I don’t know about you, but I think the word “fan” ought to be retired. The roar of the crowd
Call it anger. Call it attitude. But being a sports spectator no longer falls in the “root-root-root for the home team” category. It’s more like blood lust. There is this perverse sense of entitlement among sports fans, that they are owed something, that they have the right to hurl whatever poison they bring, from the season-ticket heckler in Washington who yells personal insults at players every game — he has become locally famous by doing this — to the organized group cursing that you hear in college basketball arenas.
Anyone who goes to a pro sports event these days might have to cover his children’s ears. In Denver last week, whenever a penalty was over, the arena announcer would say, “The Red Wings are at full strength” and the crowd would reply, “AND THEY STILL SUCK!”
This was followed by lots of laughter and fans high-fiving, as if they’d just done something wonderful, instead of collectively behaving like morons.
Fans against athletes. Athletes against fans. How did things become so adversarial?
1) Money. The players now earn so much, fans feel they can say anything.
“After all,” they reason, “if these guys don’t want to hear criticism, let them stuff their ears with their $1,000 bills.”
2) No Sense of Connection. Because free agency in sports is so prevalent, fans don’t see athletes as symbols of their city, but as mercenary talents willing to pull on the uniform of the highest bidder. Why show respect?
3) A Piece of the Action. As America becomes more and more a place where you are nobody if you’re not famous, or at least on TV, the average fan feels compelled to do something to get up there. By distracting a player, even with a curse, the fan gets a momentary twirl of the spotlight.
4) Alcohol. Self-explanatory.

========

| Request |
Write a continuation of the column about hostile sports fans, picking up right after its last sentence.

Box annotation data:
========

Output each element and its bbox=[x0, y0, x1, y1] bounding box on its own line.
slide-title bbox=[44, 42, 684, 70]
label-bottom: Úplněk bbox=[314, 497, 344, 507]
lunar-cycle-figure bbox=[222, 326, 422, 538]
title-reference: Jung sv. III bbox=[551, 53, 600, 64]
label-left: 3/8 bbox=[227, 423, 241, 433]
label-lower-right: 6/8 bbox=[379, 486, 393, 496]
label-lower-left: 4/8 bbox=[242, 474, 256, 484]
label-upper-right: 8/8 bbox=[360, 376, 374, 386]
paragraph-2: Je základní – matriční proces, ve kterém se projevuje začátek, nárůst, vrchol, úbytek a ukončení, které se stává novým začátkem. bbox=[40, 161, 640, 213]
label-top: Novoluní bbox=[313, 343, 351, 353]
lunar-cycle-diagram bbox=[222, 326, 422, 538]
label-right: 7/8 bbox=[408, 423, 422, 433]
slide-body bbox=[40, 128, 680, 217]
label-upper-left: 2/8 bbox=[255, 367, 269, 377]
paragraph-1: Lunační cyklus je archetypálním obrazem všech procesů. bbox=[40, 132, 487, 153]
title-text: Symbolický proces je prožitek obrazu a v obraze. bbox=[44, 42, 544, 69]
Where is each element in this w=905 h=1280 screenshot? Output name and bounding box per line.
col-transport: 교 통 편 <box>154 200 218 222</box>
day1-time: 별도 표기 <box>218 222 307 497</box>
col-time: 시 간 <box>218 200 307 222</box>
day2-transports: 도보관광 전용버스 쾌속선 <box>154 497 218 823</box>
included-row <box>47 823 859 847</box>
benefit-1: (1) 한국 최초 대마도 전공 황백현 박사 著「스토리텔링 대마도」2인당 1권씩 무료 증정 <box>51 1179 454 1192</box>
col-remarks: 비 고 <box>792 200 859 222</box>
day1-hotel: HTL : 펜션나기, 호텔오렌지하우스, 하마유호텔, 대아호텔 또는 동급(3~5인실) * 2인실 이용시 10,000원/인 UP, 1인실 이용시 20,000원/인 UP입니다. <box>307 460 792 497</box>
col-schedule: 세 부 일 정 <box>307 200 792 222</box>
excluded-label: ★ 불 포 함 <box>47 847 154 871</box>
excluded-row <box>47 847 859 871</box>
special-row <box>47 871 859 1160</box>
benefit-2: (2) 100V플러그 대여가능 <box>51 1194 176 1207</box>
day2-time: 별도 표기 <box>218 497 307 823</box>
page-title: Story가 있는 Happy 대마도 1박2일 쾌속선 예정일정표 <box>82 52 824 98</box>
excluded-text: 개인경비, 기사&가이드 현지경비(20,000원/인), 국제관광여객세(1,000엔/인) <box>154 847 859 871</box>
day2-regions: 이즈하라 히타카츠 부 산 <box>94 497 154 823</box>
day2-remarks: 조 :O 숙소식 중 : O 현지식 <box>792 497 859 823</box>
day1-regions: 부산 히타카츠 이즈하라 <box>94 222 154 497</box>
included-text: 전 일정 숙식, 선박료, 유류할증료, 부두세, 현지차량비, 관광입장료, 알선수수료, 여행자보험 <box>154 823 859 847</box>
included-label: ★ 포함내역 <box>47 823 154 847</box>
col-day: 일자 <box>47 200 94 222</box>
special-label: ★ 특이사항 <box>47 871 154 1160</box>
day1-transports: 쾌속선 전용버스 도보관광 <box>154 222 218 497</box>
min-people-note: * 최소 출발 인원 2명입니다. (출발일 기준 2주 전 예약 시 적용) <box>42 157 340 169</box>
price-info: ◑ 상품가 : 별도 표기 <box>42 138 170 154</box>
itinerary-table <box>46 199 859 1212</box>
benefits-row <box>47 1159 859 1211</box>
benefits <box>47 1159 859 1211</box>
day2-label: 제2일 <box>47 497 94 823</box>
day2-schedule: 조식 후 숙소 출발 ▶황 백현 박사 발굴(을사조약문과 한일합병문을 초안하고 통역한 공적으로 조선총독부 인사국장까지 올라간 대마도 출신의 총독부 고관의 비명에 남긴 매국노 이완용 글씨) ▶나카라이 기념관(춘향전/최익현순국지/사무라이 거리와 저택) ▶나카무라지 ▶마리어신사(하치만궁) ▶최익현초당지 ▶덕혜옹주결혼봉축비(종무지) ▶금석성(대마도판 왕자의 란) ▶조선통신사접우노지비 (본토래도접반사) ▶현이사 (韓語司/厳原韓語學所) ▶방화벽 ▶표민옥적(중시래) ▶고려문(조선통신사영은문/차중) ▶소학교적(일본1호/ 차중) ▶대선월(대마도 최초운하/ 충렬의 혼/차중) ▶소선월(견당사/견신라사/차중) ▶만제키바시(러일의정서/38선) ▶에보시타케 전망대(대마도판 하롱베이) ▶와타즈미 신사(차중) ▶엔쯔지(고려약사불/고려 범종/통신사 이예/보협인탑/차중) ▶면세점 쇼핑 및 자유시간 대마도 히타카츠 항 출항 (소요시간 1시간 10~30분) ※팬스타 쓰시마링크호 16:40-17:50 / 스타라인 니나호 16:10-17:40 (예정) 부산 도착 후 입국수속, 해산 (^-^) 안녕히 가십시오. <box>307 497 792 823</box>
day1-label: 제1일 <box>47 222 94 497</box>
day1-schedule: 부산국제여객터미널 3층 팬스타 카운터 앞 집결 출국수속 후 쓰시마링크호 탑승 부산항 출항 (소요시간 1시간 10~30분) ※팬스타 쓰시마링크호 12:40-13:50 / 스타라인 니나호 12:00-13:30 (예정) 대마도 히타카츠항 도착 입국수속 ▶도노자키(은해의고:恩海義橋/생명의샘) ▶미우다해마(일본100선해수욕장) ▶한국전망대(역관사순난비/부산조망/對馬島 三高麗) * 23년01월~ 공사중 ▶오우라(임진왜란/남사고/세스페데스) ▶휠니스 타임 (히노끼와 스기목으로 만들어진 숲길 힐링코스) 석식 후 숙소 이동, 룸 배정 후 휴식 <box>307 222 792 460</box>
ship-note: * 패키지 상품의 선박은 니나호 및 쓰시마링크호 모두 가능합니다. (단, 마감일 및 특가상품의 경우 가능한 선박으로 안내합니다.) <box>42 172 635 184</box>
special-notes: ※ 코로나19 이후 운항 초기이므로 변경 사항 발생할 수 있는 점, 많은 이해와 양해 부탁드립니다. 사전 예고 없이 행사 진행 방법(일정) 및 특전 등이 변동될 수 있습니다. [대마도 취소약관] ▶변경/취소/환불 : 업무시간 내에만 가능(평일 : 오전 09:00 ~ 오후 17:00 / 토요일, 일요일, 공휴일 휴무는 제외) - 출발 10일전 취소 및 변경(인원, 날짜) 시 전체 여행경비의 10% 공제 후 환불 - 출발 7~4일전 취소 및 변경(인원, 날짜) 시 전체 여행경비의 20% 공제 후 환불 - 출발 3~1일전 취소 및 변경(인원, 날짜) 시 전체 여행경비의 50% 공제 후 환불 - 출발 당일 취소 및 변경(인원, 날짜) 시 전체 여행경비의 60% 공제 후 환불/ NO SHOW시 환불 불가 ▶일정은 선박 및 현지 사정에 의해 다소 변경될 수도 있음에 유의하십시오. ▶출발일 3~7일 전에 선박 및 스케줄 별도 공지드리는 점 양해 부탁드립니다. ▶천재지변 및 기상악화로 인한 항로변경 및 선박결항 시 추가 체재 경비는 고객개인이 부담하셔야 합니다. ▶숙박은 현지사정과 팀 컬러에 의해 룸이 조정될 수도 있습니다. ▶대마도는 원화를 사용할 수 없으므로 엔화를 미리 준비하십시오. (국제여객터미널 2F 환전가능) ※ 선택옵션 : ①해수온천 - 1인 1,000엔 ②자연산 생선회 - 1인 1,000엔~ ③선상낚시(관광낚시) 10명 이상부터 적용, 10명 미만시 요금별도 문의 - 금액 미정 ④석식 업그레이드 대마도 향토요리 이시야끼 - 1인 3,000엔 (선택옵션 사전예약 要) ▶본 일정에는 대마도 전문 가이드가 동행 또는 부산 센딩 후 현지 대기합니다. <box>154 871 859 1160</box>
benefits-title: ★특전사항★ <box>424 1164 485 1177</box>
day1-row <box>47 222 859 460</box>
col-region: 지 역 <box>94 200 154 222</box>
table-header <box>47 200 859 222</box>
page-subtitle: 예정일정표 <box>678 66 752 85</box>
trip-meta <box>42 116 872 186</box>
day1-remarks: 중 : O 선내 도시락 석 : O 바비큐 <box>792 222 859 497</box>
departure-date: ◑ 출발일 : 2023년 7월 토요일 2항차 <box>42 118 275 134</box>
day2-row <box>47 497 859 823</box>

========

| Expected answer |
Now, all but No. 4 are united by one emotion: Jealousy. Jealousy of fame. Jealousy of wealth. Jealousy of special rules and preferential treatment the athlete receives. And what the lords of these sports don’t realize — as they collect more and more money from higher ratings and new stadiums — is that you can draw a large crowd with jealousy, as large as one drawn with admiration.
But it is not the same crowd. Gimme a break!
Take this fan in Texas. Once upon a time, it was a big thrill to catch a baseball. But once upon a time it was also a big thrill to meet a ballplayer. And most fans would have happily handed over a ball just for the opportunity. Unfortunately, Belle has been such a creep during his career — and he still gets paid a fortune — that meeting him led to only one emotion: Gimme mine.
So the fan negotiated. He got his little moment of power. Just like the fan screaming at Phillips. Or the ones cheering Draper’s blood. In a strange way, this makes them all feel important, even as it further distances the players and the watchers, until the only emotions in the building are resentment and rage.
It’s sad. It’s regrettable. Think about what Belle said to that guy. “It’s my ball.”
It’s not his. It’s not the fan’s. It belongs to the game, although I’m not sure anyone even understands the word “game” anymore.